- _Given task_
Render the material again word for word, skipping the pictures in it.

--- Start Exercise data ---

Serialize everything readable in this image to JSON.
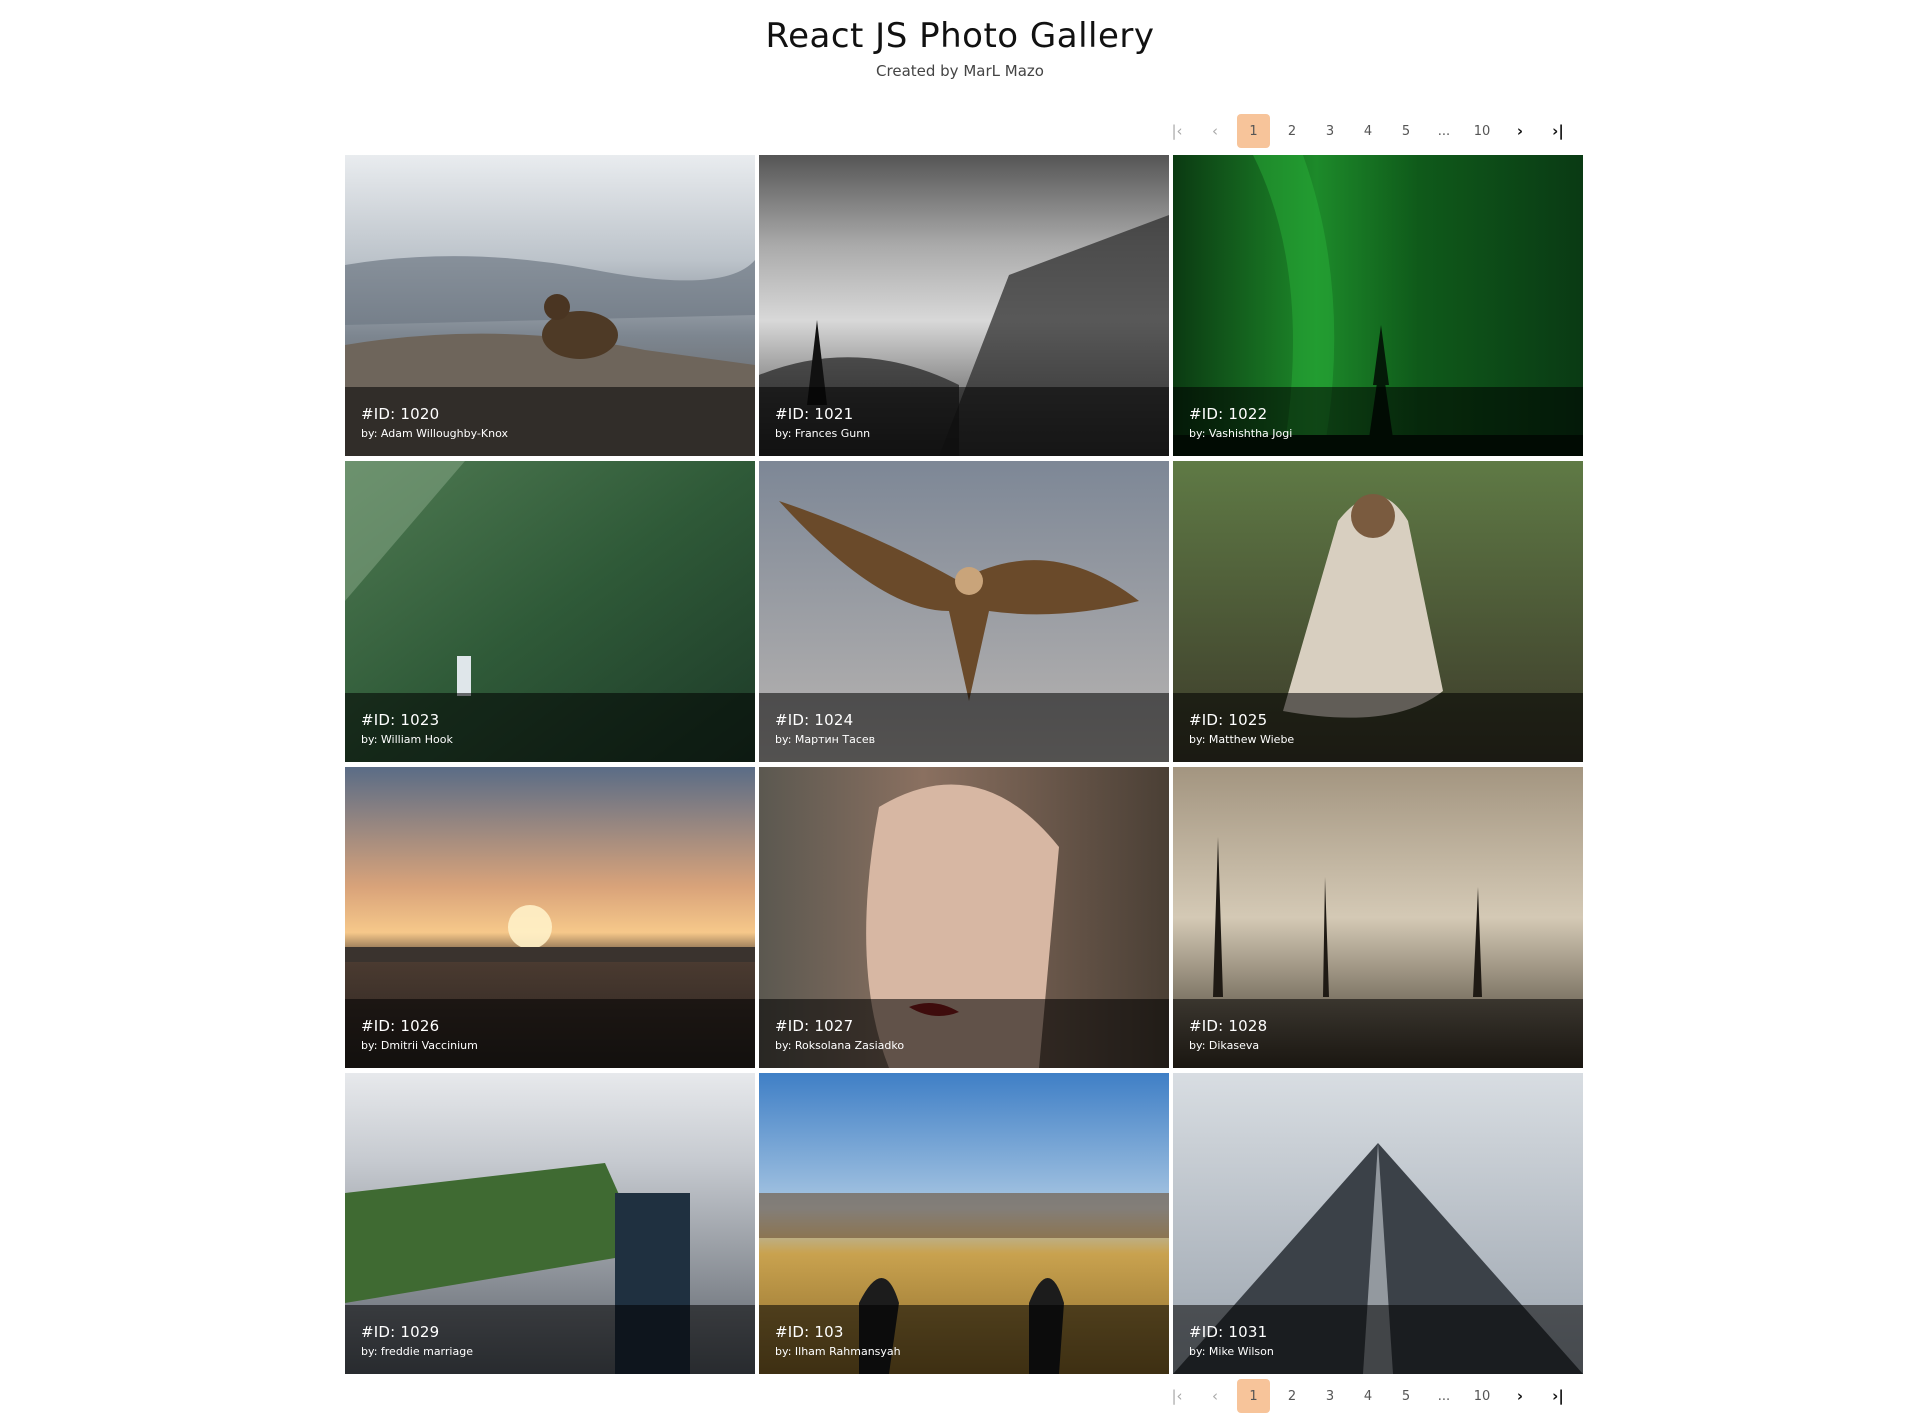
{
  "header": {
    "title": "React JS Photo Gallery",
    "subtitle": "Created by MarL Mazo"
  },
  "pagination": {
    "first_icon": "first-page-icon",
    "prev_icon": "previous-page-icon",
    "next_icon": "next-page-icon",
    "last_icon": "last-page-icon",
    "pages": [
      "1",
      "2",
      "3",
      "4",
      "5",
      "...",
      "10"
    ],
    "current_page": "1",
    "active_color": "#f7c49a"
  },
  "photos": [
    {
      "id_label": "#ID: 1020",
      "author": "by: Adam Willoughby-Knox"
    },
    {
      "id_label": "#ID: 1021",
      "author": "by: Frances Gunn"
    },
    {
      "id_label": "#ID: 1022",
      "author": "by: Vashishtha Jogi"
    },
    {
      "id_label": "#ID: 1023",
      "author": "by: William Hook"
    },
    {
      "id_label": "#ID: 1024",
      "author": "by: Мартин Тасев"
    },
    {
      "id_label": "#ID: 1025",
      "author": "by: Matthew Wiebe"
    },
    {
      "id_label": "#ID: 1026",
      "author": "by: Dmitrii Vaccinium"
    },
    {
      "id_label": "#ID: 1027",
      "author": "by: Roksolana Zasiadko"
    },
    {
      "id_label": "#ID: 1028",
      "author": "by: Dikaseva"
    },
    {
      "id_label": "#ID: 1029",
      "author": "by: freddie marriage"
    },
    {
      "id_label": "#ID: 103",
      "author": "by: Ilham Rahmansyah"
    },
    {
      "id_label": "#ID: 1031",
      "author": "by: Mike Wilson"
    }
  ]
}
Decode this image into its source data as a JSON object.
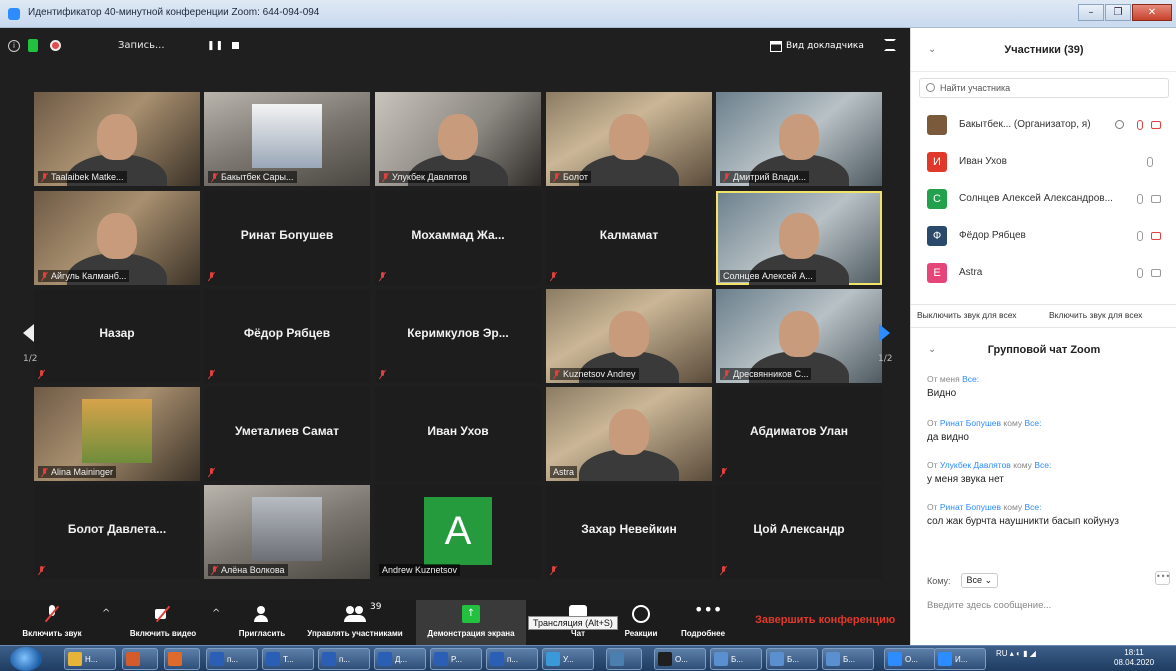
{
  "window": {
    "title": "Идентификатор 40-минутной конференции Zoom: 644-094-094",
    "controls": [
      "–",
      "❐",
      "✕"
    ]
  },
  "top_controls": {
    "record_label": "Запись...",
    "pause_label": "❚❚",
    "speaker_view_label": "Вид докладчика"
  },
  "tiles": [
    {
      "name": "Taalaibek Matke...",
      "video": true,
      "muted": true
    },
    {
      "name": "Бакытбек Сары...",
      "video": true,
      "muted": true
    },
    {
      "name": "Улукбек Давлятов",
      "video": true,
      "muted": true
    },
    {
      "name": "Болот",
      "video": true,
      "muted": true
    },
    {
      "name": "Дмитрий Влади...",
      "video": true,
      "muted": true
    },
    {
      "name": "Айгуль Калманб...",
      "video": true,
      "muted": true
    },
    {
      "name": "Ринат Бопушев",
      "video": false,
      "muted": true
    },
    {
      "name": "Мохаммад Жа...",
      "video": false,
      "muted": true
    },
    {
      "name": "Калмамат",
      "video": false,
      "muted": true
    },
    {
      "name": "Солнцев Алексей А...",
      "video": true,
      "muted": false,
      "active": true
    },
    {
      "name": "Назар",
      "video": false,
      "muted": true
    },
    {
      "name": "Фёдор Рябцев",
      "video": false,
      "muted": true
    },
    {
      "name": "Керимкулов Эр...",
      "video": false,
      "muted": true
    },
    {
      "name": "Kuznetsov Andrey",
      "video": true,
      "muted": true
    },
    {
      "name": "Дресвянников С...",
      "video": true,
      "muted": true
    },
    {
      "name": "Alina Maininger",
      "video": true,
      "muted": true
    },
    {
      "name": "Уметалиев Самат",
      "video": false,
      "muted": true
    },
    {
      "name": "Иван Ухов",
      "video": false,
      "muted": false
    },
    {
      "name": "Astra",
      "video": true,
      "muted": false
    },
    {
      "name": "Абдиматов Улан",
      "video": false,
      "muted": true
    },
    {
      "name": "Болот Давлета...",
      "video": false,
      "muted": true
    },
    {
      "name": "Алёна Волкова",
      "video": true,
      "muted": true
    },
    {
      "name": "Andrew Kuznetsov",
      "video": false,
      "muted": false,
      "avatar_letter": "A"
    },
    {
      "name": "Захар Невейкин",
      "video": false,
      "muted": true
    },
    {
      "name": "Цой Александр",
      "video": false,
      "muted": true
    }
  ],
  "pager": {
    "left": "1/2",
    "right": "1/2"
  },
  "toolbar": {
    "unmute": "Включить звук",
    "start_video": "Включить видео",
    "invite": "Пригласить",
    "manage": "Управлять участниками",
    "participants_count": "39",
    "share": "Демонстрация экрана",
    "chat": "Чат",
    "reactions": "Реакции",
    "more": "Подробнее",
    "end": "Завершить конференцию",
    "tooltip": "Трансляция (Alt+S)"
  },
  "participants_panel": {
    "title": "Участники (39)",
    "search_placeholder": "Найти участника",
    "rows": [
      {
        "name": "Бакытбек... (Организатор, я)",
        "avatar": "",
        "color": "#7a5a3a"
      },
      {
        "name": "Иван Ухов",
        "avatar": "И",
        "color": "#e0392b"
      },
      {
        "name": "Солнцев Алексей Александров...",
        "avatar": "С",
        "color": "#23a04c"
      },
      {
        "name": "Фёдор Рябцев",
        "avatar": "Ф",
        "color": "#2b4a6b"
      },
      {
        "name": "Astra",
        "avatar": "E",
        "color": "#e6457a"
      }
    ],
    "mute_all": "Выключить звук для всех",
    "unmute_all": "Включить звук для всех"
  },
  "chat_panel": {
    "title": "Групповой чат Zoom",
    "messages": [
      {
        "from": "От меня",
        "to": "Все:",
        "text": "Видно"
      },
      {
        "from": "Ринат Бопушев",
        "to": "Все:",
        "text": "да видно"
      },
      {
        "from": "Улукбек Давлятов",
        "to": "Все:",
        "text": "у меня звука нет"
      },
      {
        "from": "Ринат Бопушев",
        "to": "Все:",
        "text": "сол жак бурчта наушникти басып койунуз"
      }
    ],
    "from_word": "От",
    "to_word": "кому",
    "to_label": "Кому:",
    "to_value": "Все",
    "input_placeholder": "Введите здесь сообщение..."
  },
  "taskbar": {
    "items": [
      "H...",
      "",
      "",
      "п...",
      "T...",
      "п...",
      "Д...",
      "P...",
      "п...",
      "У...",
      "",
      "O...",
      "Б...",
      "Б...",
      "Б...",
      "O...",
      "И..."
    ],
    "lang": "RU",
    "time": "18:11",
    "date": "08.04.2020"
  }
}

--- End Exercise data ---

- _Complete output_
Serialize everything readable in this image to JSON.
{
  "header": {
    "title": "React JS Photo Gallery",
    "subtitle": "Created by MarL Mazo"
  },
  "pagination": {
    "first_icon": "first-page-icon",
    "prev_icon": "previous-page-icon",
    "next_icon": "next-page-icon",
    "last_icon": "last-page-icon",
    "pages": [
      "1",
      "2",
      "3",
      "4",
      "5",
      "...",
      "10"
    ],
    "current_page": "1",
    "active_color": "#f7c49a"
  },
  "photos": [
    {
      "id_label": "#ID: 1020",
      "author": "by: Adam Willoughby-Knox"
    },
    {
      "id_label": "#ID: 1021",
      "author": "by: Frances Gunn"
    },
    {
      "id_label": "#ID: 1022",
      "author": "by: Vashishtha Jogi"
    },
    {
      "id_label": "#ID: 1023",
      "author": "by: William Hook"
    },
    {
      "id_label": "#ID: 1024",
      "author": "by: Мартин Тасев"
    },
    {
      "id_label": "#ID: 1025",
      "author": "by: Matthew Wiebe"
    },
    {
      "id_label": "#ID: 1026",
      "author": "by: Dmitrii Vaccinium"
    },
    {
      "id_label": "#ID: 1027",
      "author": "by: Roksolana Zasiadko"
    },
    {
      "id_label": "#ID: 1028",
      "author": "by: Dikaseva"
    },
    {
      "id_label": "#ID: 1029",
      "author": "by: freddie marriage"
    },
    {
      "id_label": "#ID: 103",
      "author": "by: Ilham Rahmansyah"
    },
    {
      "id_label": "#ID: 1031",
      "author": "by: Mike Wilson"
    }
  ]
}
Decode this image into its source data as a JSON object.
{
  "window": {
    "title": "Идентификатор 40-минутной конференции Zoom: 644-094-094",
    "controls": [
      "–",
      "❐",
      "✕"
    ]
  },
  "top_controls": {
    "record_label": "Запись...",
    "pause_label": "❚❚",
    "speaker_view_label": "Вид докладчика"
  },
  "tiles": [
    {
      "name": "Taalaibek Matke...",
      "video": true,
      "muted": true
    },
    {
      "name": "Бакытбек Сары...",
      "video": true,
      "muted": true
    },
    {
      "name": "Улукбек Давлятов",
      "video": true,
      "muted": true
    },
    {
      "name": "Болот",
      "video": true,
      "muted": true
    },
    {
      "name": "Дмитрий Влади...",
      "video": true,
      "muted": true
    },
    {
      "name": "Айгуль Калманб...",
      "video": true,
      "muted": true
    },
    {
      "name": "Ринат Бопушев",
      "video": false,
      "muted": true
    },
    {
      "name": "Мохаммад Жа...",
      "video": false,
      "muted": true
    },
    {
      "name": "Калмамат",
      "video": false,
      "muted": true
    },
    {
      "name": "Солнцев Алексей А...",
      "video": true,
      "muted": false,
      "active": true
    },
    {
      "name": "Назар",
      "video": false,
      "muted": true
    },
    {
      "name": "Фёдор Рябцев",
      "video": false,
      "muted": true
    },
    {
      "name": "Керимкулов Эр...",
      "video": false,
      "muted": true
    },
    {
      "name": "Kuznetsov Andrey",
      "video": true,
      "muted": true
    },
    {
      "name": "Дресвянников С...",
      "video": true,
      "muted": true
    },
    {
      "name": "Alina Maininger",
      "video": true,
      "muted": true
    },
    {
      "name": "Уметалиев Самат",
      "video": false,
      "muted": true
    },
    {
      "name": "Иван Ухов",
      "video": false,
      "muted": false
    },
    {
      "name": "Astra",
      "video": true,
      "muted": false
    },
    {
      "name": "Абдиматов Улан",
      "video": false,
      "muted": true
    },
    {
      "name": "Болот Давлета...",
      "video": false,
      "muted": true
    },
    {
      "name": "Алёна Волкова",
      "video": true,
      "muted": true
    },
    {
      "name": "Andrew Kuznetsov",
      "video": false,
      "muted": false,
      "avatar_letter": "A"
    },
    {
      "name": "Захар Невейкин",
      "video": false,
      "muted": true
    },
    {
      "name": "Цой Александр",
      "video": false,
      "muted": true
    }
  ],
  "pager": {
    "left": "1/2",
    "right": "1/2"
  },
  "toolbar": {
    "unmute": "Включить звук",
    "start_video": "Включить видео",
    "invite": "Пригласить",
    "manage": "Управлять участниками",
    "participants_count": "39",
    "share": "Демонстрация экрана",
    "chat": "Чат",
    "reactions": "Реакции",
    "more": "Подробнее",
    "end": "Завершить конференцию",
    "tooltip": "Трансляция (Alt+S)"
  },
  "participants_panel": {
    "title": "Участники (39)",
    "search_placeholder": "Найти участника",
    "rows": [
      {
        "name": "Бакытбек... (Организатор, я)",
        "avatar": "",
        "color": "#7a5a3a"
      },
      {
        "name": "Иван Ухов",
        "avatar": "И",
        "color": "#e0392b"
      },
      {
        "name": "Солнцев Алексей Александров...",
        "avatar": "С",
        "color": "#23a04c"
      },
      {
        "name": "Фёдор Рябцев",
        "avatar": "Ф",
        "color": "#2b4a6b"
      },
      {
        "name": "Astra",
        "avatar": "E",
        "color": "#e6457a"
      }
    ],
    "mute_all": "Выключить звук для всех",
    "unmute_all": "Включить звук для всех"
  },
  "chat_panel": {
    "title": "Групповой чат Zoom",
    "messages": [
      {
        "from": "От меня",
        "to": "Все:",
        "text": "Видно"
      },
      {
        "from": "Ринат Бопушев",
        "to": "Все:",
        "text": "да видно"
      },
      {
        "from": "Улукбек Давлятов",
        "to": "Все:",
        "text": "у меня звука нет"
      },
      {
        "from": "Ринат Бопушев",
        "to": "Все:",
        "text": "сол жак бурчта наушникти басып койунуз"
      }
    ],
    "from_word": "От",
    "to_word": "кому",
    "to_label": "Кому:",
    "to_value": "Все",
    "input_placeholder": "Введите здесь сообщение..."
  },
  "taskbar": {
    "items": [
      "H...",
      "",
      "",
      "п...",
      "T...",
      "п...",
      "Д...",
      "P...",
      "п...",
      "У...",
      "",
      "O...",
      "Б...",
      "Б...",
      "Б...",
      "O...",
      "И..."
    ],
    "lang": "RU",
    "time": "18:11",
    "date": "08.04.2020"
  }
}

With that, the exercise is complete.